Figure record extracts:
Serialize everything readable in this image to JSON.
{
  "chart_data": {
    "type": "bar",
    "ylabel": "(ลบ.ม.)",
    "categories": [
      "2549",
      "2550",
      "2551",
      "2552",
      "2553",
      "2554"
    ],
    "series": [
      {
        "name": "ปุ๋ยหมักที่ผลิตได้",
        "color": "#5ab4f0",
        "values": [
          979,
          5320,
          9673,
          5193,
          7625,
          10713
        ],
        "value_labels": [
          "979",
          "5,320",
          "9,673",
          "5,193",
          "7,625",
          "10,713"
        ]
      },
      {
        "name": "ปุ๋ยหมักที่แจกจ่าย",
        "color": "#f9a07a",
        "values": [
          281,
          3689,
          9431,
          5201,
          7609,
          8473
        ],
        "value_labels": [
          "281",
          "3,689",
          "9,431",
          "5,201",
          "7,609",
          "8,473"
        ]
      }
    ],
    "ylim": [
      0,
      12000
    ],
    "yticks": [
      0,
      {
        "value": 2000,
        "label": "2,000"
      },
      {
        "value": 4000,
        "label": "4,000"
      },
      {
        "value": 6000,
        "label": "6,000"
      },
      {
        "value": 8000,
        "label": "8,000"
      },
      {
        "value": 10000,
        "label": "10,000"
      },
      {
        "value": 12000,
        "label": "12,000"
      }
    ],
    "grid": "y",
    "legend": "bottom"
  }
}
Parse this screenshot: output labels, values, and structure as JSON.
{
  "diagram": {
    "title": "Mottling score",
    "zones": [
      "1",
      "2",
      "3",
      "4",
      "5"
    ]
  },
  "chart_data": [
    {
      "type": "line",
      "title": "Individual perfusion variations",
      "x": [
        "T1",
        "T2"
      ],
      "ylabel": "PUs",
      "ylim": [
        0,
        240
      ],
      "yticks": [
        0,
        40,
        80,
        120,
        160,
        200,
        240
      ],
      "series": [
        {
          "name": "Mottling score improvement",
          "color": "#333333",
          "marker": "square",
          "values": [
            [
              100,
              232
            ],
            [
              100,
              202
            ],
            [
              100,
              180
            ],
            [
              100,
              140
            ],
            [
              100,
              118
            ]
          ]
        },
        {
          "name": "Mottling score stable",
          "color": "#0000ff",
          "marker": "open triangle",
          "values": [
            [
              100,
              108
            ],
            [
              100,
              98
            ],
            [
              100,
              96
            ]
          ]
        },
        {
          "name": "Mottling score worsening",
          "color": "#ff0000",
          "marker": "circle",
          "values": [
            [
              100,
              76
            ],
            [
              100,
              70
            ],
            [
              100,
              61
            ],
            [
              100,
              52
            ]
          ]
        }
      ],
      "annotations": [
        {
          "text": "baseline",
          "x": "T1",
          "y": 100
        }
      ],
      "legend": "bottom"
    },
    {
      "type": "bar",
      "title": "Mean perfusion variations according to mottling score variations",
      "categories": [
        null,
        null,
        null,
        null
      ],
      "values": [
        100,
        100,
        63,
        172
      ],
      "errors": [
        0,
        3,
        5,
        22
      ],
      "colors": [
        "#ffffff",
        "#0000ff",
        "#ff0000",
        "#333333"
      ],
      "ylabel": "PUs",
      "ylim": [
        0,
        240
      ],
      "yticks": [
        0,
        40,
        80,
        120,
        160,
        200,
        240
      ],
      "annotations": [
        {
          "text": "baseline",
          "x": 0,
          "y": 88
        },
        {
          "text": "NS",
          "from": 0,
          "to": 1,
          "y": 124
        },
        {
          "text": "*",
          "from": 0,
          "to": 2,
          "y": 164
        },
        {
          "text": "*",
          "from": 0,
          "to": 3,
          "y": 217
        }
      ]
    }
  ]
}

Problem to work on: Copy all the lines, exactly.

Task solution:
Serialize everything readable in this image to JSON.
{
  "chart_data": {
    "type": "bar",
    "ylabel": "(ลบ.ม.)",
    "categories": [
      "2549",
      "2550",
      "2551",
      "2552",
      "2553",
      "2554"
    ],
    "series": [
      {
        "name": "ปุ๋ยหมักที่ผลิตได้",
        "color": "#5ab4f0",
        "values": [
          979,
          5320,
          9673,
          5193,
          7625,
          10713
        ],
        "value_labels": [
          "979",
          "5,320",
          "9,673",
          "5,193",
          "7,625",
          "10,713"
        ]
      },
      {
        "name": "ปุ๋ยหมักที่แจกจ่าย",
        "color": "#f9a07a",
        "values": [
          281,
          3689,
          9431,
          5201,
          7609,
          8473
        ],
        "value_labels": [
          "281",
          "3,689",
          "9,431",
          "5,201",
          "7,609",
          "8,473"
        ]
      }
    ],
    "ylim": [
      0,
      12000
    ],
    "yticks": [
      0,
      {
        "value": 2000,
        "label": "2,000"
      },
      {
        "value": 4000,
        "label": "4,000"
      },
      {
        "value": 6000,
        "label": "6,000"
      },
      {
        "value": 8000,
        "label": "8,000"
      },
      {
        "value": 10000,
        "label": "10,000"
      },
      {
        "value": 12000,
        "label": "12,000"
      }
    ],
    "grid": "y",
    "legend": "bottom"
  }
}
Parse this screenshot: output labels, values, and structure as JSON.
{
  "diagram": {
    "title": "Mottling score",
    "zones": [
      "1",
      "2",
      "3",
      "4",
      "5"
    ]
  },
  "chart_data": [
    {
      "type": "line",
      "title": "Individual perfusion variations",
      "x": [
        "T1",
        "T2"
      ],
      "ylabel": "PUs",
      "ylim": [
        0,
        240
      ],
      "yticks": [
        0,
        40,
        80,
        120,
        160,
        200,
        240
      ],
      "series": [
        {
          "name": "Mottling score improvement",
          "color": "#333333",
          "marker": "square",
          "values": [
            [
              100,
              232
            ],
            [
              100,
              202
            ],
            [
              100,
              180
            ],
            [
              100,
              140
            ],
            [
              100,
              118
            ]
          ]
        },
        {
          "name": "Mottling score stable",
          "color": "#0000ff",
          "marker": "open triangle",
          "values": [
            [
              100,
              108
            ],
            [
              100,
              98
            ],
            [
              100,
              96
            ]
          ]
        },
        {
          "name": "Mottling score worsening",
          "color": "#ff0000",
          "marker": "circle",
          "values": [
            [
              100,
              76
            ],
            [
              100,
              70
            ],
            [
              100,
              61
            ],
            [
              100,
              52
            ]
          ]
        }
      ],
      "annotations": [
        {
          "text": "baseline",
          "x": "T1",
          "y": 100
        }
      ],
      "legend": "bottom"
    },
    {
      "type": "bar",
      "title": "Mean perfusion variations according to mottling score variations",
      "categories": [
        null,
        null,
        null,
        null
      ],
      "values": [
        100,
        100,
        63,
        172
      ],
      "errors": [
        0,
        3,
        5,
        22
      ],
      "colors": [
        "#ffffff",
        "#0000ff",
        "#ff0000",
        "#333333"
      ],
      "ylabel": "PUs",
      "ylim": [
        0,
        240
      ],
      "yticks": [
        0,
        40,
        80,
        120,
        160,
        200,
        240
      ],
      "annotations": [
        {
          "text": "baseline",
          "x": 0,
          "y": 88
        },
        {
          "text": "NS",
          "from": 0,
          "to": 1,
          "y": 124
        },
        {
          "text": "*",
          "from": 0,
          "to": 2,
          "y": 164
        },
        {
          "text": "*",
          "from": 0,
          "to": 3,
          "y": 217
        }
      ]
    }
  ]
}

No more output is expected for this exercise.